### Given instruction
The exercise asks you to copy every line below in which "xlabel" appears.

[START Records supplied]

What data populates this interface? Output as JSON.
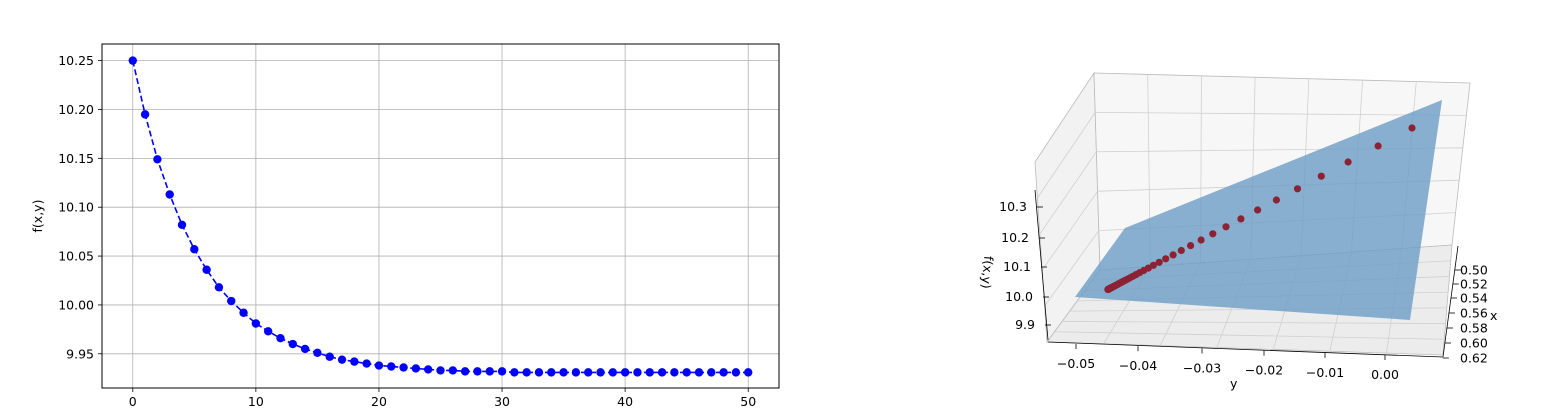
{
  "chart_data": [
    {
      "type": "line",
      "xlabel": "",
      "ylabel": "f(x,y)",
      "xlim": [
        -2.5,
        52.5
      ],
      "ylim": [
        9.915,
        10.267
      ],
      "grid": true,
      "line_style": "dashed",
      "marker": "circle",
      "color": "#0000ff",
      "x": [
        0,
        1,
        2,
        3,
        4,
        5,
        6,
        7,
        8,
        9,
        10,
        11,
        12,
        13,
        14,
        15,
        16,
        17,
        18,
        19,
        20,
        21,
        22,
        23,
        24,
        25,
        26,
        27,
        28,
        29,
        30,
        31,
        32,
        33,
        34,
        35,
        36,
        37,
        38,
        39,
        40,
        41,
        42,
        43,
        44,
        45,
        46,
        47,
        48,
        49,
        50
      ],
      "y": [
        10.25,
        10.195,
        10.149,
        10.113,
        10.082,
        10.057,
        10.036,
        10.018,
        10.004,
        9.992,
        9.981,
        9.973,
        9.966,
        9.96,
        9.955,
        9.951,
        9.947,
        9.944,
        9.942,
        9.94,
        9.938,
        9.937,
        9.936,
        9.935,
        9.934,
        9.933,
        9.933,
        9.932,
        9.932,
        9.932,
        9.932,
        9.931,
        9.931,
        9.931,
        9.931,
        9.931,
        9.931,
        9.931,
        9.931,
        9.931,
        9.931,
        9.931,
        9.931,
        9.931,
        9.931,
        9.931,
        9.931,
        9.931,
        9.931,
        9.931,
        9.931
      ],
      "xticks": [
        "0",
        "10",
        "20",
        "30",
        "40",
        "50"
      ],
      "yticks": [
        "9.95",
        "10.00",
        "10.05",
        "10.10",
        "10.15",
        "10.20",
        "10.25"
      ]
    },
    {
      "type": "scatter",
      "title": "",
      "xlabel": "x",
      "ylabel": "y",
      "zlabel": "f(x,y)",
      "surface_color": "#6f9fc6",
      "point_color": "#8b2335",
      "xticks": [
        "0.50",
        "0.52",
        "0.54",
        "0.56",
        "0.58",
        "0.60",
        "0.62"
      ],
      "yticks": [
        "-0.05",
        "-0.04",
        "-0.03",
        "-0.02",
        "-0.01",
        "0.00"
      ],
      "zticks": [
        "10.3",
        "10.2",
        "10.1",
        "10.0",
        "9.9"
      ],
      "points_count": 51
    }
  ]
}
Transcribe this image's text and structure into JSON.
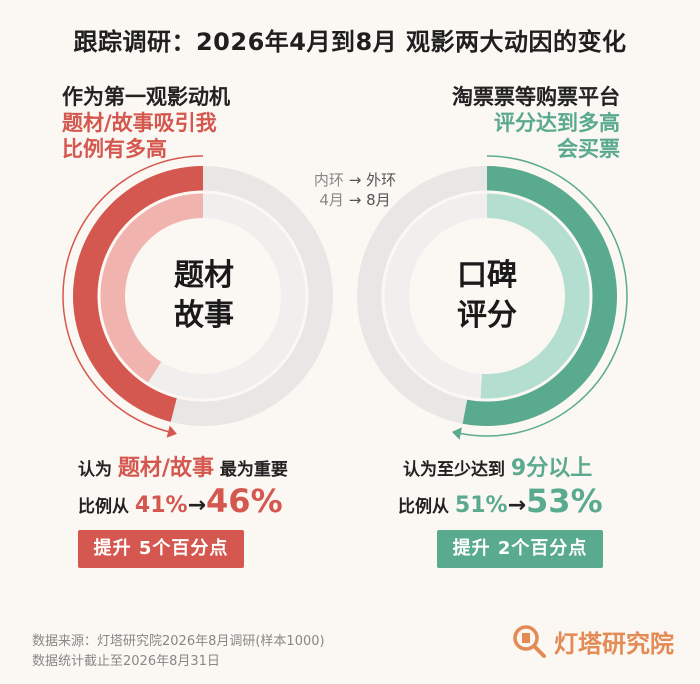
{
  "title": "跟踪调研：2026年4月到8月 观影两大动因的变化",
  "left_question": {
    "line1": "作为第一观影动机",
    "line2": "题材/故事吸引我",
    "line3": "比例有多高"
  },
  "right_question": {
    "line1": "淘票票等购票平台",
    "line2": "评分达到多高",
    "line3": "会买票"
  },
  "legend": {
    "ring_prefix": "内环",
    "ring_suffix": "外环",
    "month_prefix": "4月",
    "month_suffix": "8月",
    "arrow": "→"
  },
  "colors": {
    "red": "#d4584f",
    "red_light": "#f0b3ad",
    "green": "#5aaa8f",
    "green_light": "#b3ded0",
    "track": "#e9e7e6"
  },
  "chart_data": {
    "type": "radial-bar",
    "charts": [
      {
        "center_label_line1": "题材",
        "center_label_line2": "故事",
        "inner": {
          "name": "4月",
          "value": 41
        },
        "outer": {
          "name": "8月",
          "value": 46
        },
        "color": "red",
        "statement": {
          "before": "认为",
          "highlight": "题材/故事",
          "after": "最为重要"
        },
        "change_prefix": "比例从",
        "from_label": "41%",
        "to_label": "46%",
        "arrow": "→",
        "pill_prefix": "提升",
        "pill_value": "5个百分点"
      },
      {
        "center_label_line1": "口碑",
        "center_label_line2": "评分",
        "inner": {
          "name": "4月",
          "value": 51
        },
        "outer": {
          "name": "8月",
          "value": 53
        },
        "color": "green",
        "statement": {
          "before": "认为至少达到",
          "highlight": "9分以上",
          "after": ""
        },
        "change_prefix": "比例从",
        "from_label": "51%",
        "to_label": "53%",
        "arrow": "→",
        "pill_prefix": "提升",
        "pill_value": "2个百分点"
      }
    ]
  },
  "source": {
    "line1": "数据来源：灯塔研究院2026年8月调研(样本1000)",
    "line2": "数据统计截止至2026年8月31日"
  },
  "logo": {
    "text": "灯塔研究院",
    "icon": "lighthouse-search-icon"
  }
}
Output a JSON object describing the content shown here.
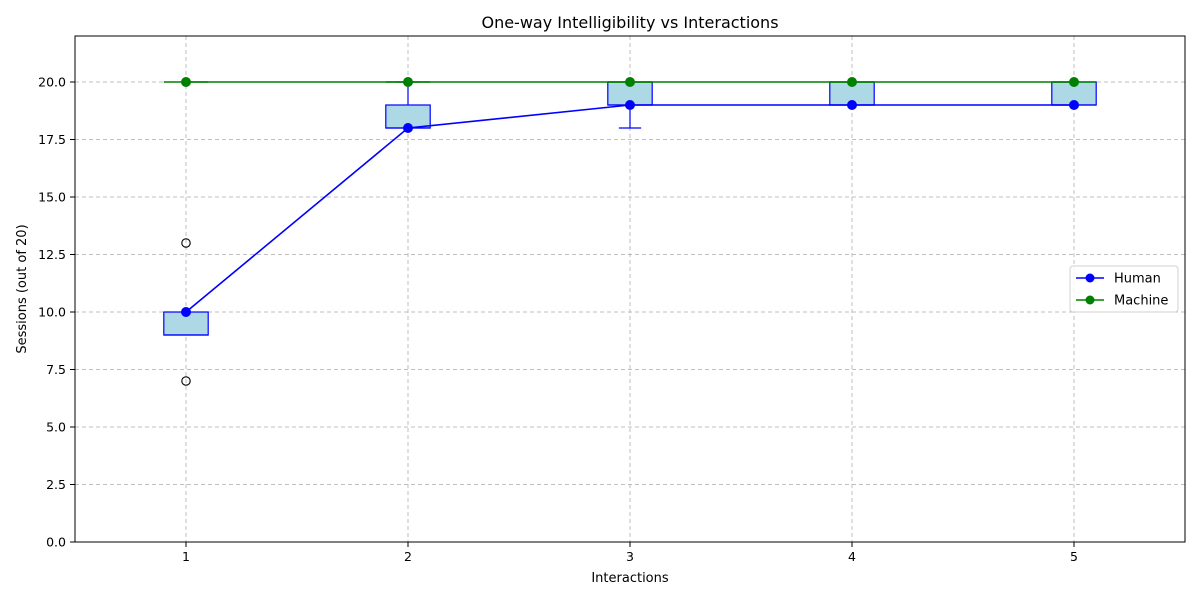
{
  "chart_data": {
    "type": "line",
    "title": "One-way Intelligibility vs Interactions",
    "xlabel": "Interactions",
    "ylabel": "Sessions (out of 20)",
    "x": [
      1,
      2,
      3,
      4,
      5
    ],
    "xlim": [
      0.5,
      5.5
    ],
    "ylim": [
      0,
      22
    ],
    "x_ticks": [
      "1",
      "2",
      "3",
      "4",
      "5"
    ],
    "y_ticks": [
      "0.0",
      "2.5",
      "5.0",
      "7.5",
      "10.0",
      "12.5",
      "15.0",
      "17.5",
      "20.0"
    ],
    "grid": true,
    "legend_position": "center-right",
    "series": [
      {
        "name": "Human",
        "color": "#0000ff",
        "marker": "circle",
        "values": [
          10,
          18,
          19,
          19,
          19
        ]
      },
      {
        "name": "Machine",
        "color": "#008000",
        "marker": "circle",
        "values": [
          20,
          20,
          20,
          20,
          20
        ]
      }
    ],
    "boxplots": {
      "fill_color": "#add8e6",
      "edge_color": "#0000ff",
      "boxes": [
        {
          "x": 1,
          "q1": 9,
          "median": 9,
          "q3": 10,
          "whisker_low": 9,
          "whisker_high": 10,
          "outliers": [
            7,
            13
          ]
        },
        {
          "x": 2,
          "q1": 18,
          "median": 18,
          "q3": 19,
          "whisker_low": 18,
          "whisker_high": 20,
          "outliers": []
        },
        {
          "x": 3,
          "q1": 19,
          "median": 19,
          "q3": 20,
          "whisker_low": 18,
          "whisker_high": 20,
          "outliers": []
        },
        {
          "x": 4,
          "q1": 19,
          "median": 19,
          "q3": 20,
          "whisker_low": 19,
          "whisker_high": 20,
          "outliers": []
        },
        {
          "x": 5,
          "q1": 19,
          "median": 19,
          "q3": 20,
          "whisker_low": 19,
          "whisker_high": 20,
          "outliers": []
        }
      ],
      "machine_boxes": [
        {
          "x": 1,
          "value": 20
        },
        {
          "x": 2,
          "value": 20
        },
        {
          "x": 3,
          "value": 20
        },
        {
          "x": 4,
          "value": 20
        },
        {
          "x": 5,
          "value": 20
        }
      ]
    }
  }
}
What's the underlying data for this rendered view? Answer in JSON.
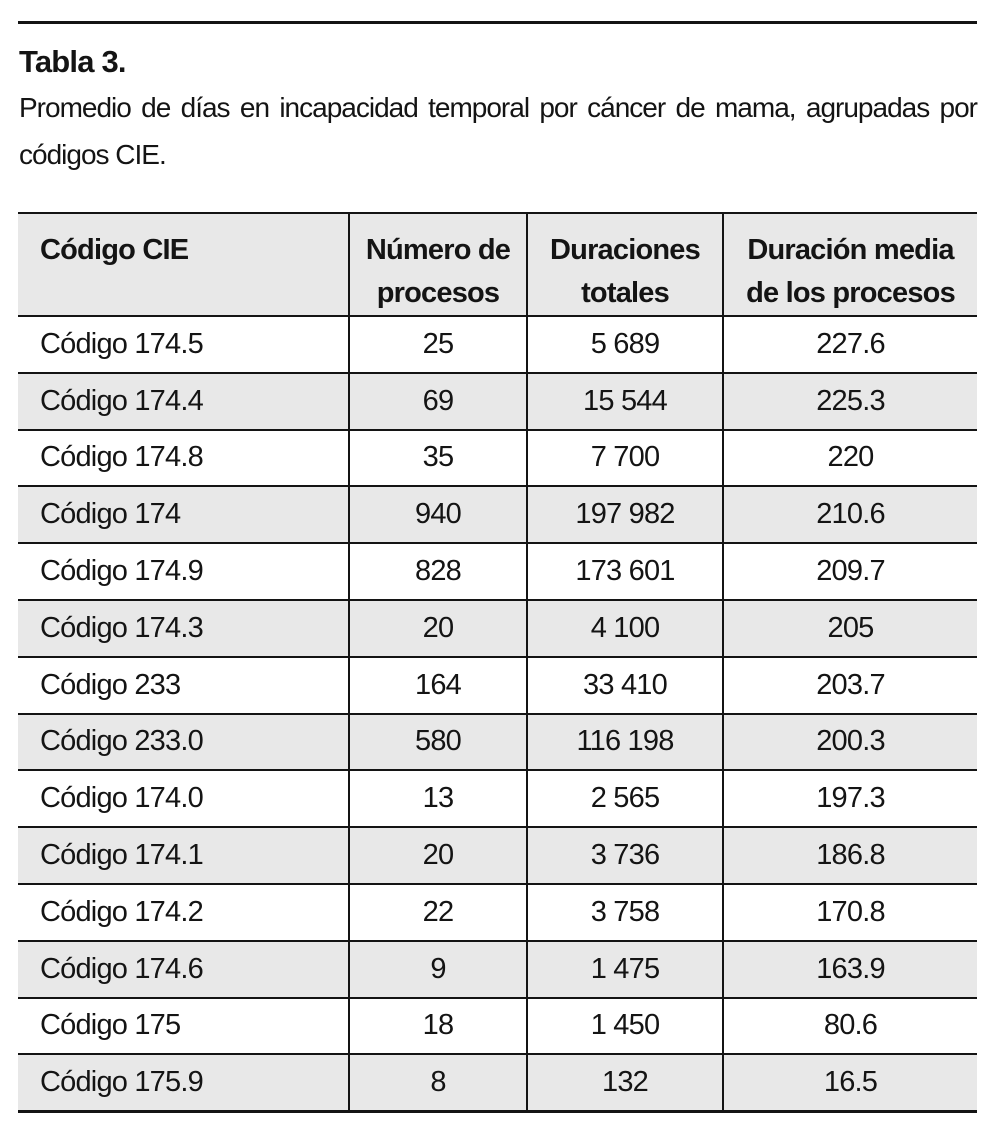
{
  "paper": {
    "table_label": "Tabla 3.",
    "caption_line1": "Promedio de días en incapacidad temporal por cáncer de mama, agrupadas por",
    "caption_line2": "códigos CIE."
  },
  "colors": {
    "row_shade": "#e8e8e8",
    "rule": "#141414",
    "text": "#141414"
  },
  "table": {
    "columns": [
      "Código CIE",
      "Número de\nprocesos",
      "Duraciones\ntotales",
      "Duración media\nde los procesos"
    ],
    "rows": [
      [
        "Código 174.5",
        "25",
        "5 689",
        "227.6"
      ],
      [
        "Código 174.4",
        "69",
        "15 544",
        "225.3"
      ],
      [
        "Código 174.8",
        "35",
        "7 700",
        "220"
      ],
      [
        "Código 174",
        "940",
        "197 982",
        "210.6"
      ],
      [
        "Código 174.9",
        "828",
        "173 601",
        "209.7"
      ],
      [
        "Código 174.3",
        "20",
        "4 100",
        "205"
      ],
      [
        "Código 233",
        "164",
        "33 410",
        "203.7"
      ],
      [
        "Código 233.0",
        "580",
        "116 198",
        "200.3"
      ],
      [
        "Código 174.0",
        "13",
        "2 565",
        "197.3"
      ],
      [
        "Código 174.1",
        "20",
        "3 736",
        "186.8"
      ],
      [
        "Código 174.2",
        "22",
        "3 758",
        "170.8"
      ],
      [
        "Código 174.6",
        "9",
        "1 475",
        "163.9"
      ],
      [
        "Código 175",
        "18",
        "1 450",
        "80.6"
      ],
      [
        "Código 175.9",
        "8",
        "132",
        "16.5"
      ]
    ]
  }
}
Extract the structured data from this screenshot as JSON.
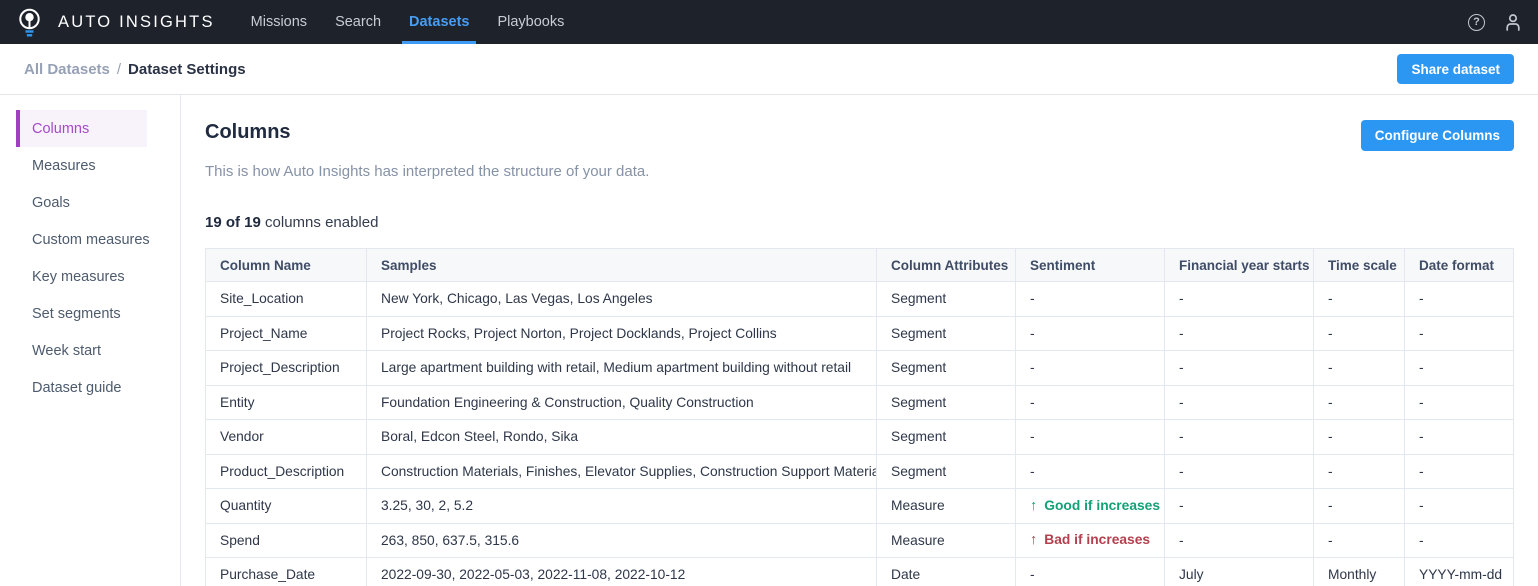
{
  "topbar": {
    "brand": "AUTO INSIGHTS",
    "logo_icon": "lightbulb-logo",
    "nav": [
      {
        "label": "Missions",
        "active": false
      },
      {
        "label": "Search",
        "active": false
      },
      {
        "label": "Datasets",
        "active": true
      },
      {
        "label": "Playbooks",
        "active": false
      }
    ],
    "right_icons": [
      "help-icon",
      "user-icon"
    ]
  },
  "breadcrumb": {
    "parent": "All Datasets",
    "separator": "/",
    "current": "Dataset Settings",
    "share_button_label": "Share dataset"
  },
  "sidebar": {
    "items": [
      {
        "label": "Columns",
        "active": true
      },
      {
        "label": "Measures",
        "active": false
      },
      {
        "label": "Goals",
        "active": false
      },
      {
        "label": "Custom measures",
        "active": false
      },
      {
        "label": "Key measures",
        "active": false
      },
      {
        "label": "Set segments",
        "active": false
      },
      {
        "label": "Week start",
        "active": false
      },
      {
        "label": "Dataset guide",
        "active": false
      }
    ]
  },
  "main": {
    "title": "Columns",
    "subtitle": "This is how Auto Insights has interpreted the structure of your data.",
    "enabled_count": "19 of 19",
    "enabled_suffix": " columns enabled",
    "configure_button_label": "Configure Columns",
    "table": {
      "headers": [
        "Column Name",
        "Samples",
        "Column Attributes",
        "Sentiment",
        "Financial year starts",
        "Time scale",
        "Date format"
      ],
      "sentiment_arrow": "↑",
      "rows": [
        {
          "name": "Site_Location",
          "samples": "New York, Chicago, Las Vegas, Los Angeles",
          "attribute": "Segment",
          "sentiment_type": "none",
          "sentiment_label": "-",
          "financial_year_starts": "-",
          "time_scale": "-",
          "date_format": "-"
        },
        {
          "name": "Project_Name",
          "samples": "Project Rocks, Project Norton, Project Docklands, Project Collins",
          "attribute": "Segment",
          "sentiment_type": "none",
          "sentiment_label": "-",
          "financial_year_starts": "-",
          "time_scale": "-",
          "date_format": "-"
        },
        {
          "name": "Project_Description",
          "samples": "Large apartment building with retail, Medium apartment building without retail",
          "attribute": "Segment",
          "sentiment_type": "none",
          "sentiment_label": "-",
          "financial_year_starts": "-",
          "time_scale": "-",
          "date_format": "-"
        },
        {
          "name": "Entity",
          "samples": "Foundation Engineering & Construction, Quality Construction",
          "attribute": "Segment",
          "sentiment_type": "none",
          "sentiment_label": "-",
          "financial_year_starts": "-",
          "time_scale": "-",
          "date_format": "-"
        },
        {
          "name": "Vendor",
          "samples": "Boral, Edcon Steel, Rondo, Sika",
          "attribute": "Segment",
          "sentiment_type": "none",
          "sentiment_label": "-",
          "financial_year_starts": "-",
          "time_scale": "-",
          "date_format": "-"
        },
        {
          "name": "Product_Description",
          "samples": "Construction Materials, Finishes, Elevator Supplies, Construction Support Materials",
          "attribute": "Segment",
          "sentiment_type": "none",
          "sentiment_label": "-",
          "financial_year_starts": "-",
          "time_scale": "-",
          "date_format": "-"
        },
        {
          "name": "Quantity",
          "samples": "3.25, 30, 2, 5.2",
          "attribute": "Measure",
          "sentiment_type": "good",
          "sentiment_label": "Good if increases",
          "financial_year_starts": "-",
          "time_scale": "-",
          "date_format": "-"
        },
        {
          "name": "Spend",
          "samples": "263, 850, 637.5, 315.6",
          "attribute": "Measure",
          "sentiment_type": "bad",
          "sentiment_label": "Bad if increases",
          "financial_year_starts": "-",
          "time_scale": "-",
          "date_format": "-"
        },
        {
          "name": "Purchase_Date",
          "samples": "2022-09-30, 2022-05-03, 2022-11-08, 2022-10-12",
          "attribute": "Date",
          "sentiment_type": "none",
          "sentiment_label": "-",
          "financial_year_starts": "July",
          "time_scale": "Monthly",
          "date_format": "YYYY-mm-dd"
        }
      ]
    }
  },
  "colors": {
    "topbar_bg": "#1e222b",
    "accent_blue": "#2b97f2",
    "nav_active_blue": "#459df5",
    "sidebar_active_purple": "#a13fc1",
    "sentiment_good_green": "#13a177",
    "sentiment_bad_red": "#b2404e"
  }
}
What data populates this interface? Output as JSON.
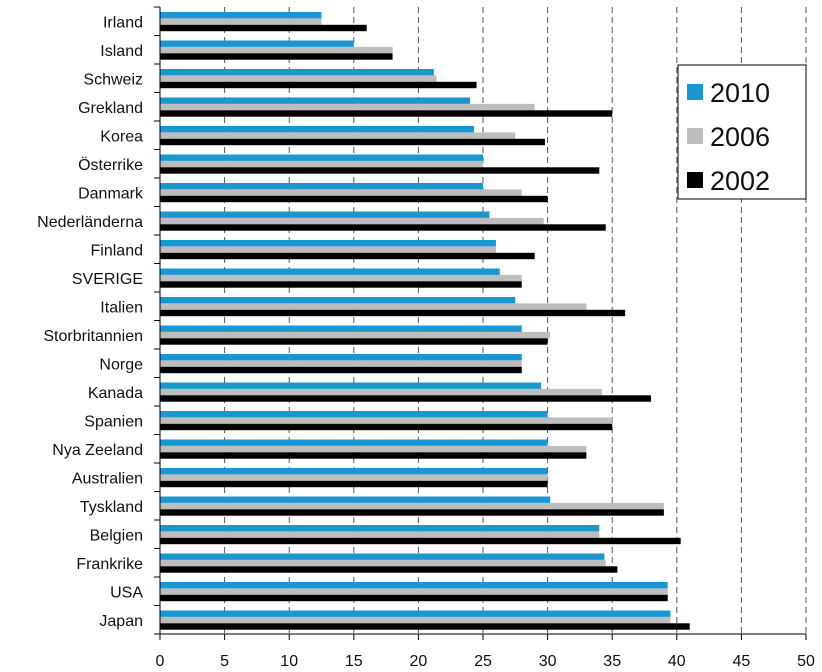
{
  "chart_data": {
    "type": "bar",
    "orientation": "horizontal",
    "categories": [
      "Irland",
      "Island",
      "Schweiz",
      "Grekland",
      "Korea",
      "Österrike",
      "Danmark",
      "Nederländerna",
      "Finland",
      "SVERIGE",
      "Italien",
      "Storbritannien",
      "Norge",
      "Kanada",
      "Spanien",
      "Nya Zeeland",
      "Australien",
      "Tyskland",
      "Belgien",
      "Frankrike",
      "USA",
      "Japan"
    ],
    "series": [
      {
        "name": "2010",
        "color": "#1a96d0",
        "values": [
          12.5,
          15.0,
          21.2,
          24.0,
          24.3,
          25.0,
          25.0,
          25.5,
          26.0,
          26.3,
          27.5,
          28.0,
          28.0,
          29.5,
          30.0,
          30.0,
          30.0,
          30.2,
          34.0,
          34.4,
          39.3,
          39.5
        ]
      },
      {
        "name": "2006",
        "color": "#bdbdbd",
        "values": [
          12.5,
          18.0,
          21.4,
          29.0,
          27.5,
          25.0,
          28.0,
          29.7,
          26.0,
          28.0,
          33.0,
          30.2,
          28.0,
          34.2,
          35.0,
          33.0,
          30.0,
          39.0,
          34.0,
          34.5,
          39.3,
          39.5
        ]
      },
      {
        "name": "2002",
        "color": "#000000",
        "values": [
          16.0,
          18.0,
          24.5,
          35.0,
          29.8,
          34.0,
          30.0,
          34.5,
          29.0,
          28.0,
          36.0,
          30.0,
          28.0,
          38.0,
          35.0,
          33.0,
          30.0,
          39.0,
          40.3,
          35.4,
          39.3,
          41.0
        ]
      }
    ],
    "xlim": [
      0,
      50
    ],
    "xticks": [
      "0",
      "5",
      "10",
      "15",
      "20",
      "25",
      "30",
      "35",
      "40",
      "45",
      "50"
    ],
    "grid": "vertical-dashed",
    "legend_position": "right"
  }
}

[END Records supplied]

### Solution below
      "xlabel": "",
      "xlabel": "x",
    "xlabel": "Interactions",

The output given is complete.